== Segment start ==

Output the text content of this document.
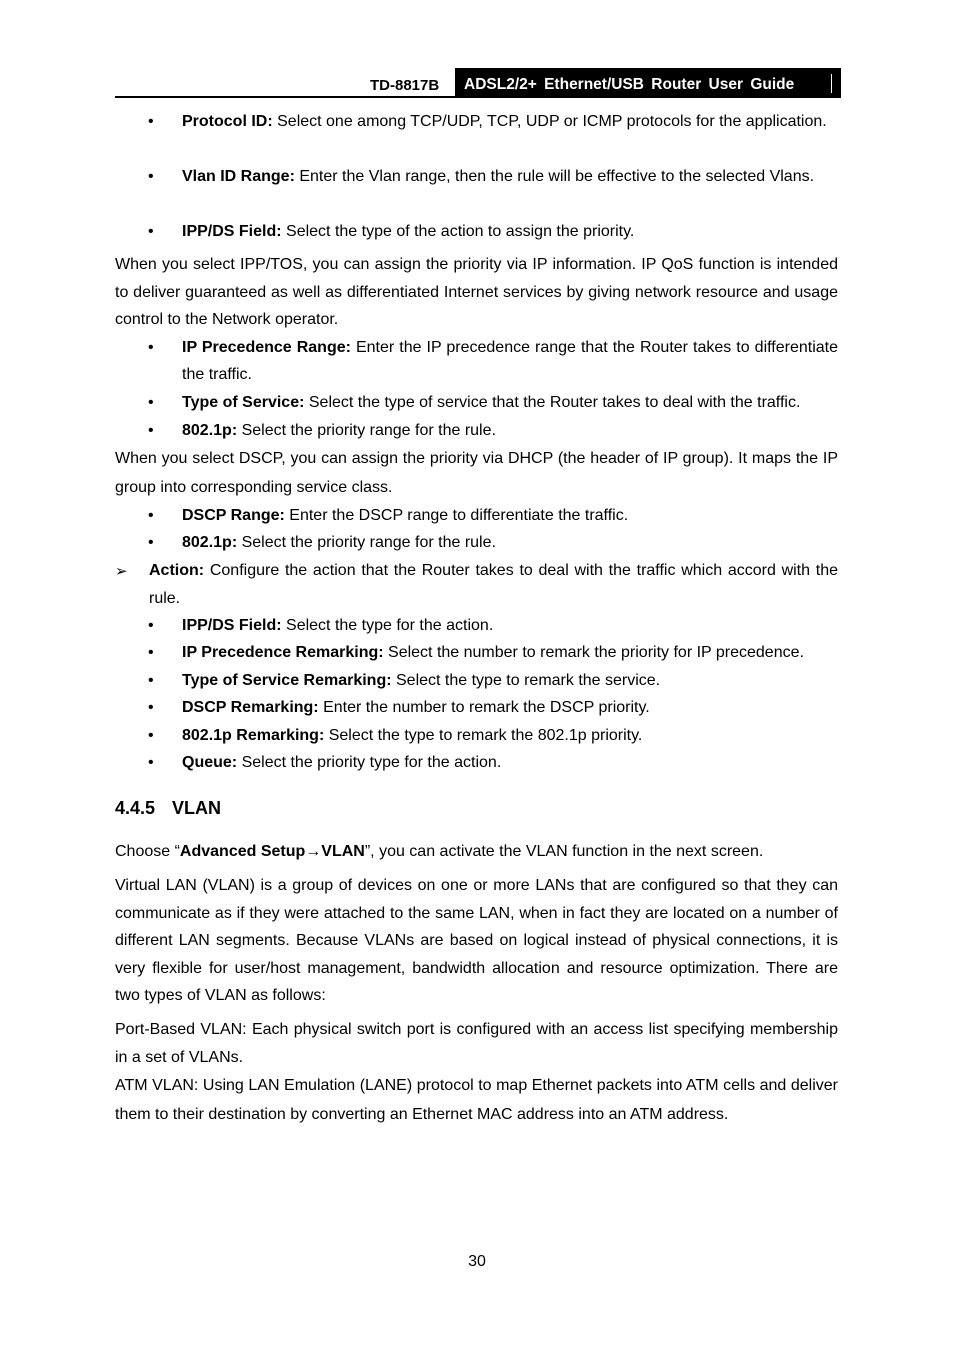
TD-8817B	ADSL2/2+ Ethernet/USB Router User Guide
• Protocol ID: Select one among TCP/UDP, TCP, UDP or ICMP protocols for the application.
• Vlan ID Range: Enter the Vlan range, then the rule will be effective to the selected Vlans.
• IPP/DS Field: Select the type of the action to assign the priority.
When you select IPP/TOS, you can assign the priority via IP information. IP QoS function is intended to deliver guaranteed as well as differentiated Internet services by giving network resource and usage control to the Network operator.
• IP Precedence Range: Enter the IP precedence range that the Router takes to differentiate the traffic.
• Type of Service: Select the type of service that the Router takes to deal with the traffic.
• 802.1p: Select the priority range for the rule.
When you select DSCP, you can assign the priority via DHCP (the header of IP group). It maps the IP group into corresponding service class.
• DSCP Range: Enter the DSCP range to differentiate the traffic.
• 802.1p: Select the priority range for the rule.
➢ Action: Configure the action that the Router takes to deal with the traffic which accord with the rule.
• IPP/DS Field: Select the type for the action.
• IP Precedence Remarking: Select the number to remark the priority for IP precedence.
• Type of Service Remarking: Select the type to remark the service.
• DSCP Remarking: Enter the number to remark the DSCP priority.
• 802.1p Remarking: Select the type to remark the 802.1p priority.
• Queue: Select the priority type for the action.
4.4.5 VLAN
Choose “Advanced Setup→VLAN”, you can activate the VLAN function in the next screen.
Virtual LAN (VLAN) is a group of devices on one or more LANs that are configured so that they can communicate as if they were attached to the same LAN, when in fact they are located on a number of different LAN segments. Because VLANs are based on logical instead of physical connections, it is very flexible for user/host management, bandwidth allocation and resource optimization. There are two types of VLAN as follows:
Port-Based VLAN: Each physical switch port is configured with an access list specifying membership in a set of VLANs.
ATM VLAN: Using LAN Emulation (LANE) protocol to map Ethernet packets into ATM cells and deliver them to their destination by converting an Ethernet MAC address into an ATM address.
30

== Segment end ==

Task directions:
Reproduce the entries exactly. Do not carry over any picture.

Finished exercise:
Output the text content of this document.
TD-8817B	ADSL2/2+ Ethernet/USB Router User Guide
• Protocol ID: Select one among TCP/UDP, TCP, UDP or ICMP protocols for the application.
• Vlan ID Range: Enter the Vlan range, then the rule will be effective to the selected Vlans.
• IPP/DS Field: Select the type of the action to assign the priority.
When you select IPP/TOS, you can assign the priority via IP information. IP QoS function is intended to deliver guaranteed as well as differentiated Internet services by giving network resource and usage control to the Network operator.
• IP Precedence Range: Enter the IP precedence range that the Router takes to differentiate the traffic.
• Type of Service: Select the type of service that the Router takes to deal with the traffic.
• 802.1p: Select the priority range for the rule.
When you select DSCP, you can assign the priority via DHCP (the header of IP group). It maps the IP group into corresponding service class.
• DSCP Range: Enter the DSCP range to differentiate the traffic.
• 802.1p: Select the priority range for the rule.
➢ Action: Configure the action that the Router takes to deal with the traffic which accord with the rule.
• IPP/DS Field: Select the type for the action.
• IP Precedence Remarking: Select the number to remark the priority for IP precedence.
• Type of Service Remarking: Select the type to remark the service.
• DSCP Remarking: Enter the number to remark the DSCP priority.
• 802.1p Remarking: Select the type to remark the 802.1p priority.
• Queue: Select the priority type for the action.
4.4.5 VLAN
Choose “Advanced Setup→VLAN”, you can activate the VLAN function in the next screen.
Virtual LAN (VLAN) is a group of devices on one or more LANs that are configured so that they can communicate as if they were attached to the same LAN, when in fact they are located on a number of different LAN segments. Because VLANs are based on logical instead of physical connections, it is very flexible for user/host management, bandwidth allocation and resource optimization. There are two types of VLAN as follows:
Port-Based VLAN: Each physical switch port is configured with an access list specifying membership in a set of VLANs.
ATM VLAN: Using LAN Emulation (LANE) protocol to map Ethernet packets into ATM cells and deliver them to their destination by converting an Ethernet MAC address into an ATM address.
30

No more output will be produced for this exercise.